→ CHALLENGE: Pictures appear in the records below; write out everything else exactly.

→ MATERIAL FOR THIS TASK:
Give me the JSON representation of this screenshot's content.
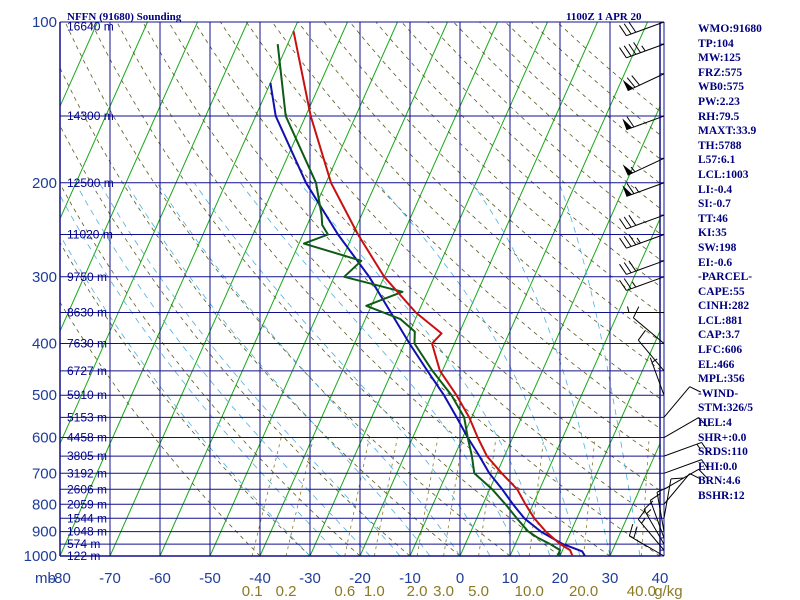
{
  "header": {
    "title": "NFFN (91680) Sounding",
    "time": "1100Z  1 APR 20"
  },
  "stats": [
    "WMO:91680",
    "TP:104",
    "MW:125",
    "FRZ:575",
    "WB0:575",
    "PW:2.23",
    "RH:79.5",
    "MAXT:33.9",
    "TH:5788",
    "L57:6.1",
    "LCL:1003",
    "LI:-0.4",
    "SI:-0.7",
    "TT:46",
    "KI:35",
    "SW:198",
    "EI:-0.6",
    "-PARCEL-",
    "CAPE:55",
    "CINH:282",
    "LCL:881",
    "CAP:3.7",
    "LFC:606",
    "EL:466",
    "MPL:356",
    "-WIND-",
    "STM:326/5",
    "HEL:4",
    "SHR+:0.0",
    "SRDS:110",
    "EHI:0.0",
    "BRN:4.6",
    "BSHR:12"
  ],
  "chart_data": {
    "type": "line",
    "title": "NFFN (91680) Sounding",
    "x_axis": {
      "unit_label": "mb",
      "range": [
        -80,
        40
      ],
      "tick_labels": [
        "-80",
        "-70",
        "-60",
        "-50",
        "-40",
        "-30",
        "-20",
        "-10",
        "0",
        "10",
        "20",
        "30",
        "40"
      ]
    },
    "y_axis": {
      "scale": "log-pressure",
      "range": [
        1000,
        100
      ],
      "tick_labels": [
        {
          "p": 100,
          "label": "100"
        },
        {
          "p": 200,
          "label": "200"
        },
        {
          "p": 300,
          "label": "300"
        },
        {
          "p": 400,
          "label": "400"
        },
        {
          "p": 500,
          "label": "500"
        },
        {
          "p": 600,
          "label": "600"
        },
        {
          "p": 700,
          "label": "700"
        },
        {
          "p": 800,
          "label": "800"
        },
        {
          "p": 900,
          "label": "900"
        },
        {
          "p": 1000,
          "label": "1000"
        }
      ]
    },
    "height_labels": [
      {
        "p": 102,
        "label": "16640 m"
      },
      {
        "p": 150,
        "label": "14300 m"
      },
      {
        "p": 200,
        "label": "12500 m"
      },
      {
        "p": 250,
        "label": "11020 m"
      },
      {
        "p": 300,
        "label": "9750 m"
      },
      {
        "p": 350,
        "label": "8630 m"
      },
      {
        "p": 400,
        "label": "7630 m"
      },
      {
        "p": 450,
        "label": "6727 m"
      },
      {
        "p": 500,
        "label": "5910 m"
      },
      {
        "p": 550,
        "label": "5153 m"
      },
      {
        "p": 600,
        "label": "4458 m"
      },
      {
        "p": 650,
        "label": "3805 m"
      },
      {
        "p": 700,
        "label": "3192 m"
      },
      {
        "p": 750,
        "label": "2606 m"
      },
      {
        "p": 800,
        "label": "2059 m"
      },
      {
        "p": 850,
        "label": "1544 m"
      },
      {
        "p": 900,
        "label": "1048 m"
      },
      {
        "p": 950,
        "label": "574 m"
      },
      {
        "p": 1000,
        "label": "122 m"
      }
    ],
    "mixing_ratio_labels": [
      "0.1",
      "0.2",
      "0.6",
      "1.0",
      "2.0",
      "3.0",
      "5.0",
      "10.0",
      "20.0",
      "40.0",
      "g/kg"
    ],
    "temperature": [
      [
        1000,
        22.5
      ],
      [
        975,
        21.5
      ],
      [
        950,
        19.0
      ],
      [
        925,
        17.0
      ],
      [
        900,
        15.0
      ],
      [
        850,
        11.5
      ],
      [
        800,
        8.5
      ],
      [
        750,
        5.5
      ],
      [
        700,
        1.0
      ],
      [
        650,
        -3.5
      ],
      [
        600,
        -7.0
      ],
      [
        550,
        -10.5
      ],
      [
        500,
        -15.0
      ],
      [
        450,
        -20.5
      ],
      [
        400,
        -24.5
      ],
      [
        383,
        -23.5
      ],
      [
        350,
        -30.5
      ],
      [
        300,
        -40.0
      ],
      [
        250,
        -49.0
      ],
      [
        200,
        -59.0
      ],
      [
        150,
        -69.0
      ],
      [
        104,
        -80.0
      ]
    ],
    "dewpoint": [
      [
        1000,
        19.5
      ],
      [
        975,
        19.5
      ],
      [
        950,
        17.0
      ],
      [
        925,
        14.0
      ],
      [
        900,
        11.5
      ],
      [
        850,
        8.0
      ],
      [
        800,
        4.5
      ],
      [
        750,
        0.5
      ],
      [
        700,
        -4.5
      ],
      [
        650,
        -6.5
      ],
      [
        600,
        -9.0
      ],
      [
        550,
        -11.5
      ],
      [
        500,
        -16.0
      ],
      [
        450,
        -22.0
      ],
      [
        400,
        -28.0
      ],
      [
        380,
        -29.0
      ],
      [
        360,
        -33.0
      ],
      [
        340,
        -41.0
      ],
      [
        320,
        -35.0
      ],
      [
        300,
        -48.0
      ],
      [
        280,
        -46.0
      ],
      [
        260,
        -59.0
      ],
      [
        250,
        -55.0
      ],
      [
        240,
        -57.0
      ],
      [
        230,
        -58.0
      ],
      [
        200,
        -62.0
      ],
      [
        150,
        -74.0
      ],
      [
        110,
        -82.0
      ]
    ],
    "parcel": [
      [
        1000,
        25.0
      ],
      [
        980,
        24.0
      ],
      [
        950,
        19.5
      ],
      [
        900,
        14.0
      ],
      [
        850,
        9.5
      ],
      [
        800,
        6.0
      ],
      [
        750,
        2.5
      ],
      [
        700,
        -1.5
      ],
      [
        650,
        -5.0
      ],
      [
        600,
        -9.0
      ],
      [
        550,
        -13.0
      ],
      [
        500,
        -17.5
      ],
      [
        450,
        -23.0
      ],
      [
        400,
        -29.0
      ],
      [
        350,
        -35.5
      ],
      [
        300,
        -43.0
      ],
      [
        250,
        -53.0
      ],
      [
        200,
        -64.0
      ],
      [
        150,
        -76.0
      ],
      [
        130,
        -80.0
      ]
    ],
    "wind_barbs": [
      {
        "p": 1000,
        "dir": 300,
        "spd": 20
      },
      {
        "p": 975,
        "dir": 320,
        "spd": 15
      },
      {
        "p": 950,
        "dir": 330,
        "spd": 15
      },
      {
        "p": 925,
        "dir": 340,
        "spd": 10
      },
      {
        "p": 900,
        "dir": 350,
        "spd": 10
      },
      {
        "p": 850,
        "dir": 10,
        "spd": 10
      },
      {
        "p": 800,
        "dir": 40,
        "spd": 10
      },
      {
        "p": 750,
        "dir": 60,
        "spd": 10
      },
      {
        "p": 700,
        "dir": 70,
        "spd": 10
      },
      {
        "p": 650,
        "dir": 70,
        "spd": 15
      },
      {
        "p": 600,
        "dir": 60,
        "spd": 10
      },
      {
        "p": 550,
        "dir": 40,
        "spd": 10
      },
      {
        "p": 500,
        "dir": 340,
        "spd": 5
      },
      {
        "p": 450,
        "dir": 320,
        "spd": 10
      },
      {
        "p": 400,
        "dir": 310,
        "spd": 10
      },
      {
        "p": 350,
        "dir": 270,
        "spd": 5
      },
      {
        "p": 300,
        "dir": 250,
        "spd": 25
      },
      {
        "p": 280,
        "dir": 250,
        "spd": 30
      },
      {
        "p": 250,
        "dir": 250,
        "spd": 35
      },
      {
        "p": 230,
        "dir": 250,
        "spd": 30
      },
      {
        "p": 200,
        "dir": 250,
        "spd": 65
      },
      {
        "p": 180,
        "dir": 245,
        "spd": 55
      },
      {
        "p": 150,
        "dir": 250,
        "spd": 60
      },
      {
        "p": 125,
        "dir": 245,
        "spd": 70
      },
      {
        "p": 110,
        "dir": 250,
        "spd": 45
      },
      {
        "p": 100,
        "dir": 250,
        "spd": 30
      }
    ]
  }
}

→ ANSWER IN FULL:
Give me the JSON representation of this screenshot's content.
{
  "header": {
    "title": "NFFN (91680) Sounding",
    "time": "1100Z  1 APR 20"
  },
  "stats": [
    "WMO:91680",
    "TP:104",
    "MW:125",
    "FRZ:575",
    "WB0:575",
    "PW:2.23",
    "RH:79.5",
    "MAXT:33.9",
    "TH:5788",
    "L57:6.1",
    "LCL:1003",
    "LI:-0.4",
    "SI:-0.7",
    "TT:46",
    "KI:35",
    "SW:198",
    "EI:-0.6",
    "-PARCEL-",
    "CAPE:55",
    "CINH:282",
    "LCL:881",
    "CAP:3.7",
    "LFC:606",
    "EL:466",
    "MPL:356",
    "-WIND-",
    "STM:326/5",
    "HEL:4",
    "SHR+:0.0",
    "SRDS:110",
    "EHI:0.0",
    "BRN:4.6",
    "BSHR:12"
  ],
  "chart_data": {
    "type": "line",
    "title": "NFFN (91680) Sounding",
    "x_axis": {
      "unit_label": "mb",
      "range": [
        -80,
        40
      ],
      "tick_labels": [
        "-80",
        "-70",
        "-60",
        "-50",
        "-40",
        "-30",
        "-20",
        "-10",
        "0",
        "10",
        "20",
        "30",
        "40"
      ]
    },
    "y_axis": {
      "scale": "log-pressure",
      "range": [
        1000,
        100
      ],
      "tick_labels": [
        {
          "p": 100,
          "label": "100"
        },
        {
          "p": 200,
          "label": "200"
        },
        {
          "p": 300,
          "label": "300"
        },
        {
          "p": 400,
          "label": "400"
        },
        {
          "p": 500,
          "label": "500"
        },
        {
          "p": 600,
          "label": "600"
        },
        {
          "p": 700,
          "label": "700"
        },
        {
          "p": 800,
          "label": "800"
        },
        {
          "p": 900,
          "label": "900"
        },
        {
          "p": 1000,
          "label": "1000"
        }
      ]
    },
    "height_labels": [
      {
        "p": 102,
        "label": "16640 m"
      },
      {
        "p": 150,
        "label": "14300 m"
      },
      {
        "p": 200,
        "label": "12500 m"
      },
      {
        "p": 250,
        "label": "11020 m"
      },
      {
        "p": 300,
        "label": "9750 m"
      },
      {
        "p": 350,
        "label": "8630 m"
      },
      {
        "p": 400,
        "label": "7630 m"
      },
      {
        "p": 450,
        "label": "6727 m"
      },
      {
        "p": 500,
        "label": "5910 m"
      },
      {
        "p": 550,
        "label": "5153 m"
      },
      {
        "p": 600,
        "label": "4458 m"
      },
      {
        "p": 650,
        "label": "3805 m"
      },
      {
        "p": 700,
        "label": "3192 m"
      },
      {
        "p": 750,
        "label": "2606 m"
      },
      {
        "p": 800,
        "label": "2059 m"
      },
      {
        "p": 850,
        "label": "1544 m"
      },
      {
        "p": 900,
        "label": "1048 m"
      },
      {
        "p": 950,
        "label": "574 m"
      },
      {
        "p": 1000,
        "label": "122 m"
      }
    ],
    "mixing_ratio_labels": [
      "0.1",
      "0.2",
      "0.6",
      "1.0",
      "2.0",
      "3.0",
      "5.0",
      "10.0",
      "20.0",
      "40.0",
      "g/kg"
    ],
    "temperature": [
      [
        1000,
        22.5
      ],
      [
        975,
        21.5
      ],
      [
        950,
        19.0
      ],
      [
        925,
        17.0
      ],
      [
        900,
        15.0
      ],
      [
        850,
        11.5
      ],
      [
        800,
        8.5
      ],
      [
        750,
        5.5
      ],
      [
        700,
        1.0
      ],
      [
        650,
        -3.5
      ],
      [
        600,
        -7.0
      ],
      [
        550,
        -10.5
      ],
      [
        500,
        -15.0
      ],
      [
        450,
        -20.5
      ],
      [
        400,
        -24.5
      ],
      [
        383,
        -23.5
      ],
      [
        350,
        -30.5
      ],
      [
        300,
        -40.0
      ],
      [
        250,
        -49.0
      ],
      [
        200,
        -59.0
      ],
      [
        150,
        -69.0
      ],
      [
        104,
        -80.0
      ]
    ],
    "dewpoint": [
      [
        1000,
        19.5
      ],
      [
        975,
        19.5
      ],
      [
        950,
        17.0
      ],
      [
        925,
        14.0
      ],
      [
        900,
        11.5
      ],
      [
        850,
        8.0
      ],
      [
        800,
        4.5
      ],
      [
        750,
        0.5
      ],
      [
        700,
        -4.5
      ],
      [
        650,
        -6.5
      ],
      [
        600,
        -9.0
      ],
      [
        550,
        -11.5
      ],
      [
        500,
        -16.0
      ],
      [
        450,
        -22.0
      ],
      [
        400,
        -28.0
      ],
      [
        380,
        -29.0
      ],
      [
        360,
        -33.0
      ],
      [
        340,
        -41.0
      ],
      [
        320,
        -35.0
      ],
      [
        300,
        -48.0
      ],
      [
        280,
        -46.0
      ],
      [
        260,
        -59.0
      ],
      [
        250,
        -55.0
      ],
      [
        240,
        -57.0
      ],
      [
        230,
        -58.0
      ],
      [
        200,
        -62.0
      ],
      [
        150,
        -74.0
      ],
      [
        110,
        -82.0
      ]
    ],
    "parcel": [
      [
        1000,
        25.0
      ],
      [
        980,
        24.0
      ],
      [
        950,
        19.5
      ],
      [
        900,
        14.0
      ],
      [
        850,
        9.5
      ],
      [
        800,
        6.0
      ],
      [
        750,
        2.5
      ],
      [
        700,
        -1.5
      ],
      [
        650,
        -5.0
      ],
      [
        600,
        -9.0
      ],
      [
        550,
        -13.0
      ],
      [
        500,
        -17.5
      ],
      [
        450,
        -23.0
      ],
      [
        400,
        -29.0
      ],
      [
        350,
        -35.5
      ],
      [
        300,
        -43.0
      ],
      [
        250,
        -53.0
      ],
      [
        200,
        -64.0
      ],
      [
        150,
        -76.0
      ],
      [
        130,
        -80.0
      ]
    ],
    "wind_barbs": [
      {
        "p": 1000,
        "dir": 300,
        "spd": 20
      },
      {
        "p": 975,
        "dir": 320,
        "spd": 15
      },
      {
        "p": 950,
        "dir": 330,
        "spd": 15
      },
      {
        "p": 925,
        "dir": 340,
        "spd": 10
      },
      {
        "p": 900,
        "dir": 350,
        "spd": 10
      },
      {
        "p": 850,
        "dir": 10,
        "spd": 10
      },
      {
        "p": 800,
        "dir": 40,
        "spd": 10
      },
      {
        "p": 750,
        "dir": 60,
        "spd": 10
      },
      {
        "p": 700,
        "dir": 70,
        "spd": 10
      },
      {
        "p": 650,
        "dir": 70,
        "spd": 15
      },
      {
        "p": 600,
        "dir": 60,
        "spd": 10
      },
      {
        "p": 550,
        "dir": 40,
        "spd": 10
      },
      {
        "p": 500,
        "dir": 340,
        "spd": 5
      },
      {
        "p": 450,
        "dir": 320,
        "spd": 10
      },
      {
        "p": 400,
        "dir": 310,
        "spd": 10
      },
      {
        "p": 350,
        "dir": 270,
        "spd": 5
      },
      {
        "p": 300,
        "dir": 250,
        "spd": 25
      },
      {
        "p": 280,
        "dir": 250,
        "spd": 30
      },
      {
        "p": 250,
        "dir": 250,
        "spd": 35
      },
      {
        "p": 230,
        "dir": 250,
        "spd": 30
      },
      {
        "p": 200,
        "dir": 250,
        "spd": 65
      },
      {
        "p": 180,
        "dir": 245,
        "spd": 55
      },
      {
        "p": 150,
        "dir": 250,
        "spd": 60
      },
      {
        "p": 125,
        "dir": 245,
        "spd": 70
      },
      {
        "p": 110,
        "dir": 250,
        "spd": 45
      },
      {
        "p": 100,
        "dir": 250,
        "spd": 30
      }
    ]
  }
}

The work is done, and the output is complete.